* Start RECORDS PROVIDED *
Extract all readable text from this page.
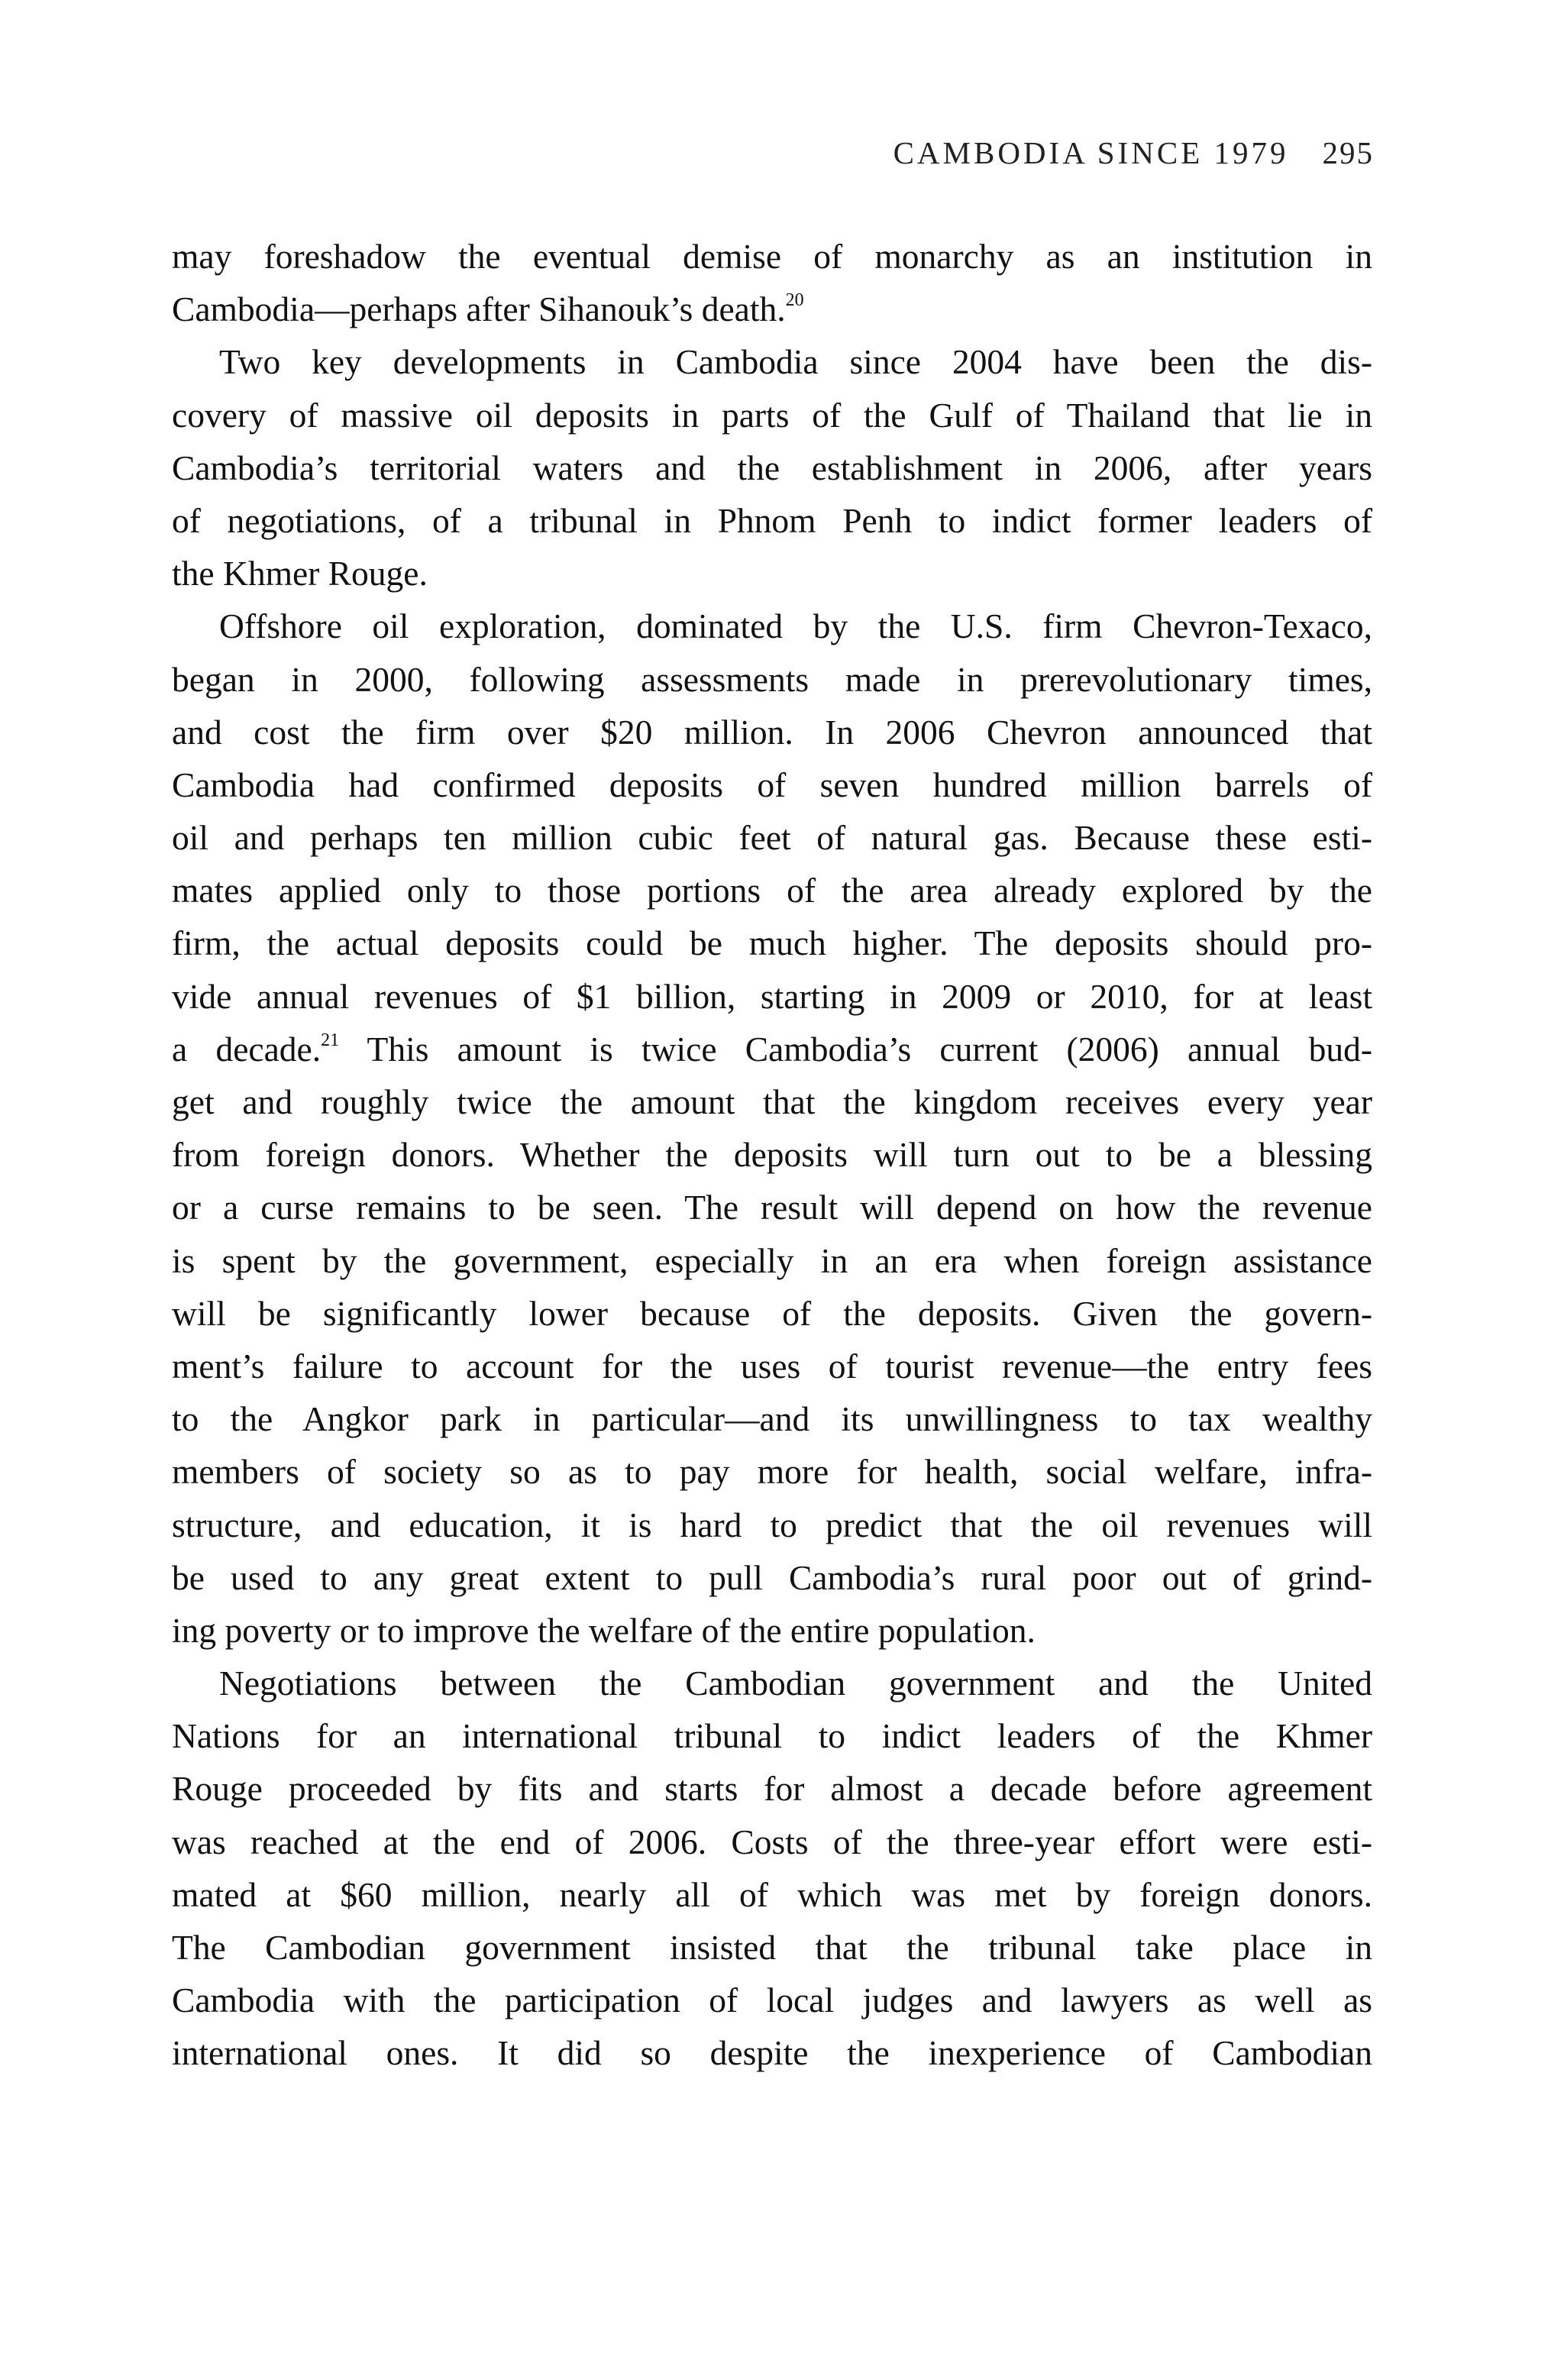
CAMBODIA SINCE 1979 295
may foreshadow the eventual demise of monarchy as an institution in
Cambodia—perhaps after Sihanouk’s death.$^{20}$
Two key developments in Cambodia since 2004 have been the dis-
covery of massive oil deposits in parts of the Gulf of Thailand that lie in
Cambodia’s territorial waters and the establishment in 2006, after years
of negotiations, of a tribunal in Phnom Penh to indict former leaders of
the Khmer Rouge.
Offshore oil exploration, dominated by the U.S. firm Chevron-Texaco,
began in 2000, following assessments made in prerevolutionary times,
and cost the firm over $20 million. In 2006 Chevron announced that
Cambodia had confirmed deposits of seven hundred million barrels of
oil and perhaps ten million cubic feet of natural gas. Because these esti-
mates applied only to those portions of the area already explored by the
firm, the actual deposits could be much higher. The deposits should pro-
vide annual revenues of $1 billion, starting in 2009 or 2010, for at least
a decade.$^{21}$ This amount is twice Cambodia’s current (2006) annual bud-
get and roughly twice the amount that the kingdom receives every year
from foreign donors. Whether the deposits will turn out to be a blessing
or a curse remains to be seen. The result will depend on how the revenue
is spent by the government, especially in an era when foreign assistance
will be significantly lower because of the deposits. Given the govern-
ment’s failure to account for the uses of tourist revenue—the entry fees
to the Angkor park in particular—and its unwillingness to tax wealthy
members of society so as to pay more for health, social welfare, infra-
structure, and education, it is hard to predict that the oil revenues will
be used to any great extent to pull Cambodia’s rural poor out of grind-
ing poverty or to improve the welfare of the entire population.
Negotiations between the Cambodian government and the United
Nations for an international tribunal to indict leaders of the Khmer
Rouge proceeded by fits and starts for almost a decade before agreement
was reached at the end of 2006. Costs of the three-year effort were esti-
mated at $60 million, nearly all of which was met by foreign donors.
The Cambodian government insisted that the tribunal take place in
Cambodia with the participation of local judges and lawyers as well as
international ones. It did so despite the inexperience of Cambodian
* End RECORDS PROVIDED *
* Start RECORDS PROVIDED *
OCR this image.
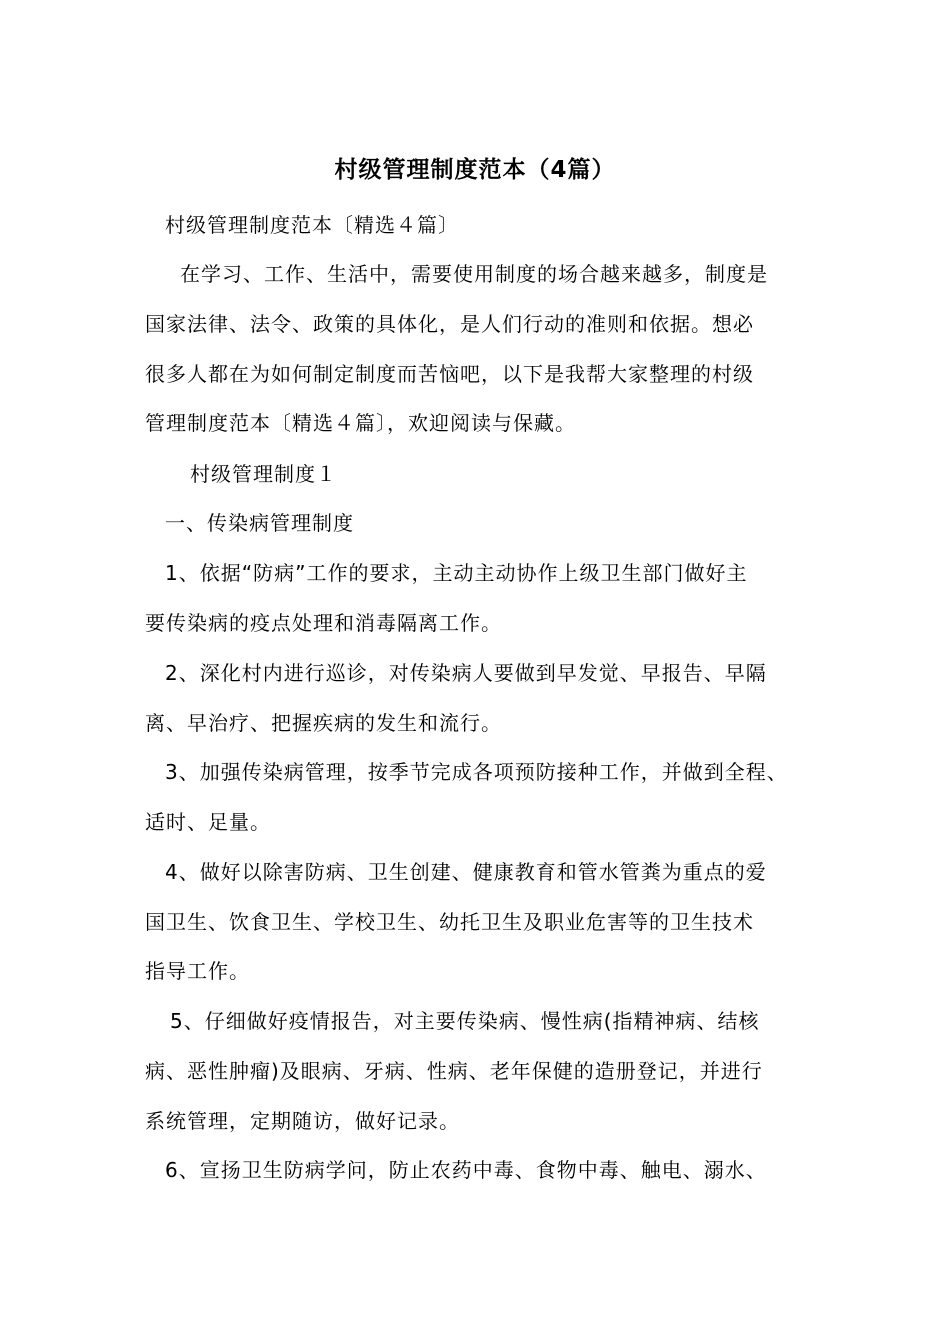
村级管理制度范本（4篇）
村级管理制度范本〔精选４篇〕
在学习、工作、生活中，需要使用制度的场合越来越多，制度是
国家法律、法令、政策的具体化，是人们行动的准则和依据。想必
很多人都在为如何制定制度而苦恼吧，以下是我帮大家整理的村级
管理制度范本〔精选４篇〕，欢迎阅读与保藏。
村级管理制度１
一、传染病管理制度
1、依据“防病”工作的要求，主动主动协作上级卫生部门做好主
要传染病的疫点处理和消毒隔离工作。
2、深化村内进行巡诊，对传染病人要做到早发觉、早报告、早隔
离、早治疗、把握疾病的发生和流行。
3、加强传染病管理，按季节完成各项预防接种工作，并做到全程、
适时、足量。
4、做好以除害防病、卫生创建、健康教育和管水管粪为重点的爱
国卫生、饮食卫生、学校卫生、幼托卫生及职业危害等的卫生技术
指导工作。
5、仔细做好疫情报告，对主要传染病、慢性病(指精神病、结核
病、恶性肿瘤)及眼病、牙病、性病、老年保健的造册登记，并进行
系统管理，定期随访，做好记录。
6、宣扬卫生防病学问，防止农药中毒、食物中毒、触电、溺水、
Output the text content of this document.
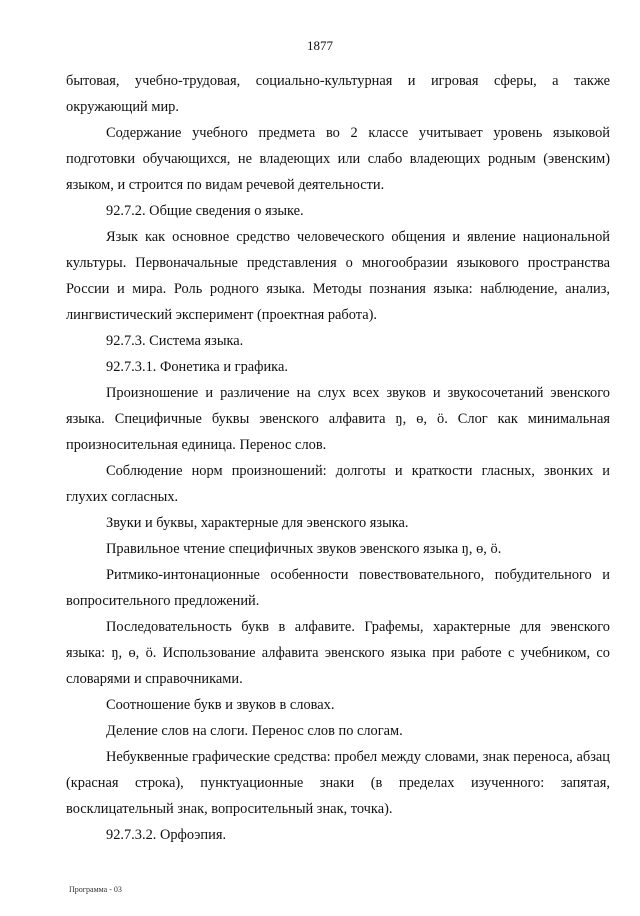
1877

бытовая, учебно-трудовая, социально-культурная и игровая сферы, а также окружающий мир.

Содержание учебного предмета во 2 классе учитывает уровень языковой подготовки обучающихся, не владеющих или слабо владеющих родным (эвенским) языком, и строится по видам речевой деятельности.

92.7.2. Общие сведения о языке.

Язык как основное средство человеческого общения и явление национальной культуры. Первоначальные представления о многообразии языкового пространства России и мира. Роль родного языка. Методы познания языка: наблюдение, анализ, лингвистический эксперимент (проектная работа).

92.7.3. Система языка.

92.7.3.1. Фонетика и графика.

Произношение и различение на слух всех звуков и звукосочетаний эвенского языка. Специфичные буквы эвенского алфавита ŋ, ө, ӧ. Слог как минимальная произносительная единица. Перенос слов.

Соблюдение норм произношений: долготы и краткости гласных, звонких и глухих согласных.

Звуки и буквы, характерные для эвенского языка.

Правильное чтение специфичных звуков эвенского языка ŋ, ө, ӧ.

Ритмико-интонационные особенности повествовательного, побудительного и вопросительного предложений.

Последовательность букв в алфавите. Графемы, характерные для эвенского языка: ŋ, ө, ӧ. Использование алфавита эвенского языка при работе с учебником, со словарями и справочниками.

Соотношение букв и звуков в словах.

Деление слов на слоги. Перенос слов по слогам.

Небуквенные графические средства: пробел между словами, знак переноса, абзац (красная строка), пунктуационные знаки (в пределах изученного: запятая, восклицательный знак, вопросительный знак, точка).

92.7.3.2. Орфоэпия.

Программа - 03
* End RECORDS PROVIDED *
**WHAT THIS TASK INVOLVES**
List the lines of the entries that include "welfare".

**CORRECT OUTPUT**
members of society so as to pay more for health, social welfare, infra-
ing poverty or to improve the welfare of the entire population.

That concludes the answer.